[Your objective]:
Gather all lines in the records below that include the word "name".

=======

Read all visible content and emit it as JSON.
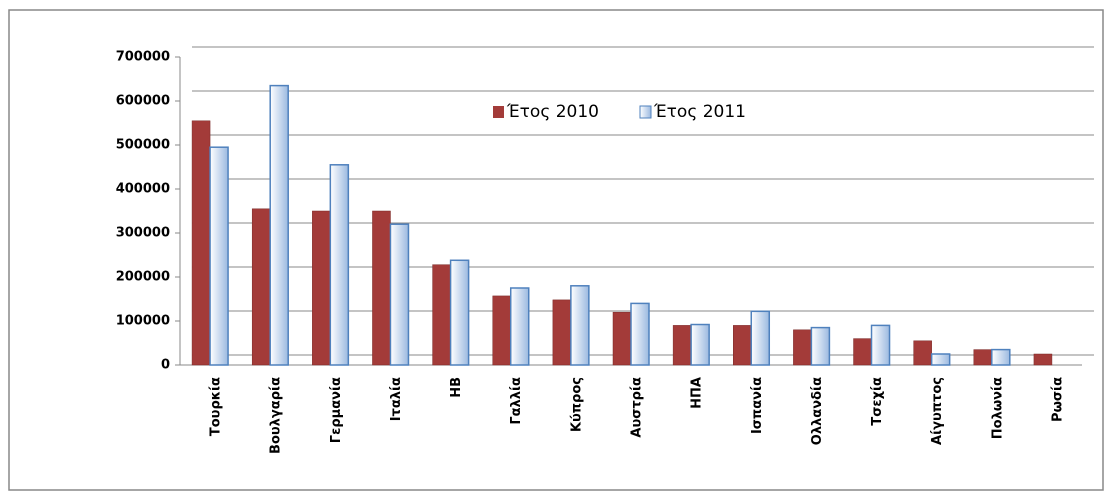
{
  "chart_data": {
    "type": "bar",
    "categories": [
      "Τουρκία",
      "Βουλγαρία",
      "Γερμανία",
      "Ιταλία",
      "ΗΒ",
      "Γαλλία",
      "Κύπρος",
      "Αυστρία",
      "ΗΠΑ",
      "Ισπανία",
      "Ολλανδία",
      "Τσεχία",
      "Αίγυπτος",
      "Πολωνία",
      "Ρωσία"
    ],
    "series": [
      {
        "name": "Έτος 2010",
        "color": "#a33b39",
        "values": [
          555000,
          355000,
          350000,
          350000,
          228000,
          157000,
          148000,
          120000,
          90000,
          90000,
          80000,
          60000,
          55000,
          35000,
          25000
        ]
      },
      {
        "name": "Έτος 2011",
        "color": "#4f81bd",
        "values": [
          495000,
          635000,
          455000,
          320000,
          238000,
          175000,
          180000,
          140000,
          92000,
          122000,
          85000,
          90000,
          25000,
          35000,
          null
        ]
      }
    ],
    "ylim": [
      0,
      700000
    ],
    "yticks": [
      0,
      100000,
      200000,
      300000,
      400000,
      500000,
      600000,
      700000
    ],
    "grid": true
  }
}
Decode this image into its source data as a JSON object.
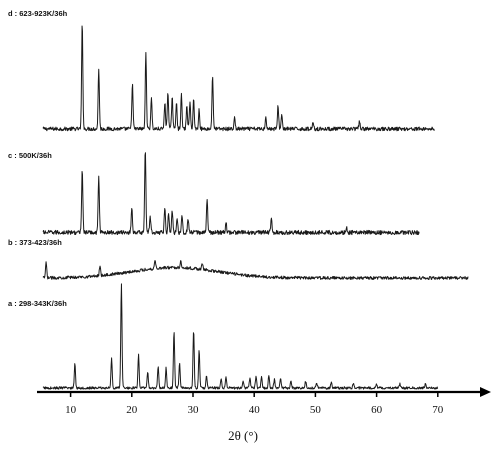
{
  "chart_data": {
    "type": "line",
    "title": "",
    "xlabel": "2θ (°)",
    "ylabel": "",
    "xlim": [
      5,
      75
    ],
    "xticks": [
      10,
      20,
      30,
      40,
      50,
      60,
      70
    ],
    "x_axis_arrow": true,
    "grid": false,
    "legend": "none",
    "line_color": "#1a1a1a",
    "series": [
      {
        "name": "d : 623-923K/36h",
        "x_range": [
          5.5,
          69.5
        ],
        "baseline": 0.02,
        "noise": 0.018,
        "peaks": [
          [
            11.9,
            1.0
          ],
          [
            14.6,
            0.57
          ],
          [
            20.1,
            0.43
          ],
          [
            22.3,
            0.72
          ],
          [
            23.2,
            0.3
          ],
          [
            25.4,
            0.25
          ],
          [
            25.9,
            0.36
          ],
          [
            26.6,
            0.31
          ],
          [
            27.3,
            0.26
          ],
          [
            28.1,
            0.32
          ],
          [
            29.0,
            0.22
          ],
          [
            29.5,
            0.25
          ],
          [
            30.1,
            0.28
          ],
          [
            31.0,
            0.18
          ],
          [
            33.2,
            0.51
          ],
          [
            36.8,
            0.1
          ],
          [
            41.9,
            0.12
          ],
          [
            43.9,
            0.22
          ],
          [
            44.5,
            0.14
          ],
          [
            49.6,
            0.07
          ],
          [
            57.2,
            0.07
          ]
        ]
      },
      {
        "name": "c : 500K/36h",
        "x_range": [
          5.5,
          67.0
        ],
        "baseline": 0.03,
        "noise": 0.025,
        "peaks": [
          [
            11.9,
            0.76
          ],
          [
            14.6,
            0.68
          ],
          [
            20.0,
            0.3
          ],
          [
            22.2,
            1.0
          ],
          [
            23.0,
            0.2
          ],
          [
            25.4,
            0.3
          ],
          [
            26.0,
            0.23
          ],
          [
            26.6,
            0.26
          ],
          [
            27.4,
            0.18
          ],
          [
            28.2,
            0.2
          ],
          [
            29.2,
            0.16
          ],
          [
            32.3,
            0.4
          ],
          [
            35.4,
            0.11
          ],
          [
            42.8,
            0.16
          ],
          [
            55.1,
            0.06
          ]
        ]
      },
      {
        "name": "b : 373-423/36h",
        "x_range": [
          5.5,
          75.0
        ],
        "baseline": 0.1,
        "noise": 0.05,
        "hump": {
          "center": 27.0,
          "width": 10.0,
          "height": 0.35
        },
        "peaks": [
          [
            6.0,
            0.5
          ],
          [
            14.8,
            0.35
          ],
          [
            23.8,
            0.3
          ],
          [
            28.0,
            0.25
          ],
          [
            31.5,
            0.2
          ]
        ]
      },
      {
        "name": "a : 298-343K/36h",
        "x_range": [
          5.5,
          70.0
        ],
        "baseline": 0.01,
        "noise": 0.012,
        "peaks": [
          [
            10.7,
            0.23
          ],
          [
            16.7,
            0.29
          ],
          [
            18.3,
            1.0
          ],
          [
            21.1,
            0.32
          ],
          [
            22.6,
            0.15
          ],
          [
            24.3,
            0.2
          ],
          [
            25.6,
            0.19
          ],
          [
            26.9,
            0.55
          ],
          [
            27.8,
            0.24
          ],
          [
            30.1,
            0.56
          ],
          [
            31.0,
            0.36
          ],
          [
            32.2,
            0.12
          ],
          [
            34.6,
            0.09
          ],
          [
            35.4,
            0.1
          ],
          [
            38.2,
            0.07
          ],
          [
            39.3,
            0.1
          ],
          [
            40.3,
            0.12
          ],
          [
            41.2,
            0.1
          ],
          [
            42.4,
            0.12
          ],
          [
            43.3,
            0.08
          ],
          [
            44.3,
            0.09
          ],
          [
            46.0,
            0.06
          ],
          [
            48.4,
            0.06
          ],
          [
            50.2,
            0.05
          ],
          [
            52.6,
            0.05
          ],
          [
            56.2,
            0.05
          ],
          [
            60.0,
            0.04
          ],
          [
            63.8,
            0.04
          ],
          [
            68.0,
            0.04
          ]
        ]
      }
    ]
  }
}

=======

[Finished answer]:
        "name": "Έτος 2010",
        "name": "Έτος 2011",
        "name": "d : 623-923K/36h",
        "name": "c : 500K/36h",
        "name": "b : 373-423/36h",
        "name": "a : 298-343K/36h",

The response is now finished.